Exercise instructions:
The records below must be copied in full; omit the images.

Materials provided:
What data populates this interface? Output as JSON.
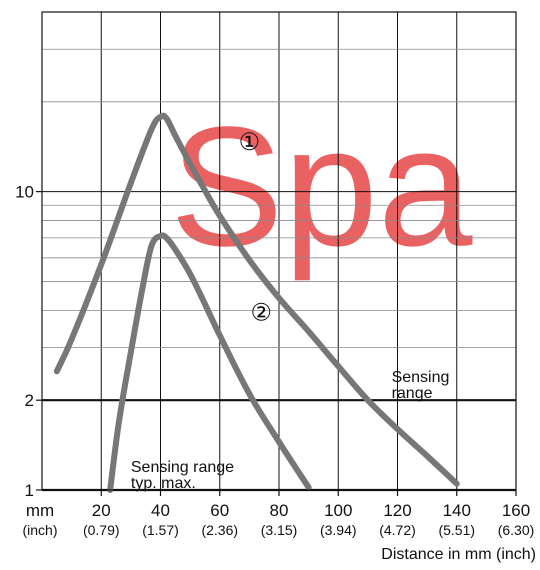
{
  "chart_data": {
    "type": "line",
    "ylabel_unit": "",
    "xlabel": "Distance in mm (inch)",
    "x_unit_label": "mm",
    "x_unit_sub_label": "(inch)",
    "xlim": [
      0,
      160
    ],
    "ylim": [
      1,
      40
    ],
    "y_scale": "log",
    "x_ticks": [
      {
        "value": 20,
        "label": "20",
        "sub": "(0.79)"
      },
      {
        "value": 40,
        "label": "40",
        "sub": "(1.57)"
      },
      {
        "value": 60,
        "label": "60",
        "sub": "(2.36)"
      },
      {
        "value": 80,
        "label": "80",
        "sub": "(3.15)"
      },
      {
        "value": 100,
        "label": "100",
        "sub": "(3.94)"
      },
      {
        "value": 120,
        "label": "120",
        "sub": "(4.72)"
      },
      {
        "value": 140,
        "label": "140",
        "sub": "(5.51)"
      },
      {
        "value": 160,
        "label": "160",
        "sub": "(6.30)"
      }
    ],
    "y_ticks": [
      {
        "value": 1,
        "label": "1"
      },
      {
        "value": 2,
        "label": "2"
      },
      {
        "value": 10,
        "label": "10"
      }
    ],
    "y_minor_grid": [
      3,
      4,
      5,
      6,
      7,
      8,
      9,
      20,
      30
    ],
    "grid": true,
    "series": [
      {
        "name": "①",
        "x": [
          5,
          10,
          20,
          30,
          37,
          40,
          42,
          45,
          50,
          55,
          60,
          70,
          80,
          90,
          100,
          110,
          120,
          130,
          140
        ],
        "y": [
          2.5,
          3.2,
          5.7,
          10.7,
          16.2,
          17.8,
          17.6,
          15.4,
          12.4,
          10.1,
          8.3,
          5.9,
          4.4,
          3.4,
          2.6,
          2.0,
          1.6,
          1.3,
          1.05
        ]
      },
      {
        "name": "②",
        "x": [
          23,
          26,
          30,
          34,
          37,
          40,
          42,
          45,
          50,
          55,
          60,
          70,
          80,
          90
        ],
        "y": [
          1.0,
          1.7,
          2.9,
          4.8,
          6.6,
          7.1,
          7.0,
          6.4,
          5.3,
          4.2,
          3.3,
          2.1,
          1.45,
          1.02
        ]
      }
    ],
    "annotations": [
      {
        "text": "①",
        "x": 70,
        "y": 13.8
      },
      {
        "text": "②",
        "x": 74,
        "y": 3.7
      },
      {
        "text_lines": [
          "Sensing",
          "range"
        ],
        "x": 118,
        "y": 2.3
      },
      {
        "text_lines": [
          "Sensing range",
          "typ. max."
        ],
        "x": 30,
        "y": 1.15
      }
    ],
    "reference_lines": [
      {
        "y": 2
      },
      {
        "y": 1
      }
    ],
    "colors": {
      "series": "#777777",
      "axis": "#111111",
      "major_grid": "#111111",
      "minor_grid": "#8a8a8a",
      "watermark": "#e64545"
    },
    "watermark_text": "Spa"
  }
}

Complete response:
What data populates this interface? Output as JSON.
{
  "chart_data": {
    "type": "line",
    "ylabel_unit": "",
    "xlabel": "Distance in mm (inch)",
    "x_unit_label": "mm",
    "x_unit_sub_label": "(inch)",
    "xlim": [
      0,
      160
    ],
    "ylim": [
      1,
      40
    ],
    "y_scale": "log",
    "x_ticks": [
      {
        "value": 20,
        "label": "20",
        "sub": "(0.79)"
      },
      {
        "value": 40,
        "label": "40",
        "sub": "(1.57)"
      },
      {
        "value": 60,
        "label": "60",
        "sub": "(2.36)"
      },
      {
        "value": 80,
        "label": "80",
        "sub": "(3.15)"
      },
      {
        "value": 100,
        "label": "100",
        "sub": "(3.94)"
      },
      {
        "value": 120,
        "label": "120",
        "sub": "(4.72)"
      },
      {
        "value": 140,
        "label": "140",
        "sub": "(5.51)"
      },
      {
        "value": 160,
        "label": "160",
        "sub": "(6.30)"
      }
    ],
    "y_ticks": [
      {
        "value": 1,
        "label": "1"
      },
      {
        "value": 2,
        "label": "2"
      },
      {
        "value": 10,
        "label": "10"
      }
    ],
    "y_minor_grid": [
      3,
      4,
      5,
      6,
      7,
      8,
      9,
      20,
      30
    ],
    "grid": true,
    "series": [
      {
        "name": "①",
        "x": [
          5,
          10,
          20,
          30,
          37,
          40,
          42,
          45,
          50,
          55,
          60,
          70,
          80,
          90,
          100,
          110,
          120,
          130,
          140
        ],
        "y": [
          2.5,
          3.2,
          5.7,
          10.7,
          16.2,
          17.8,
          17.6,
          15.4,
          12.4,
          10.1,
          8.3,
          5.9,
          4.4,
          3.4,
          2.6,
          2.0,
          1.6,
          1.3,
          1.05
        ]
      },
      {
        "name": "②",
        "x": [
          23,
          26,
          30,
          34,
          37,
          40,
          42,
          45,
          50,
          55,
          60,
          70,
          80,
          90
        ],
        "y": [
          1.0,
          1.7,
          2.9,
          4.8,
          6.6,
          7.1,
          7.0,
          6.4,
          5.3,
          4.2,
          3.3,
          2.1,
          1.45,
          1.02
        ]
      }
    ],
    "annotations": [
      {
        "text": "①",
        "x": 70,
        "y": 13.8
      },
      {
        "text": "②",
        "x": 74,
        "y": 3.7
      },
      {
        "text_lines": [
          "Sensing",
          "range"
        ],
        "x": 118,
        "y": 2.3
      },
      {
        "text_lines": [
          "Sensing range",
          "typ. max."
        ],
        "x": 30,
        "y": 1.15
      }
    ],
    "reference_lines": [
      {
        "y": 2
      },
      {
        "y": 1
      }
    ],
    "colors": {
      "series": "#777777",
      "axis": "#111111",
      "major_grid": "#111111",
      "minor_grid": "#8a8a8a",
      "watermark": "#e64545"
    },
    "watermark_text": "Spa"
  }
}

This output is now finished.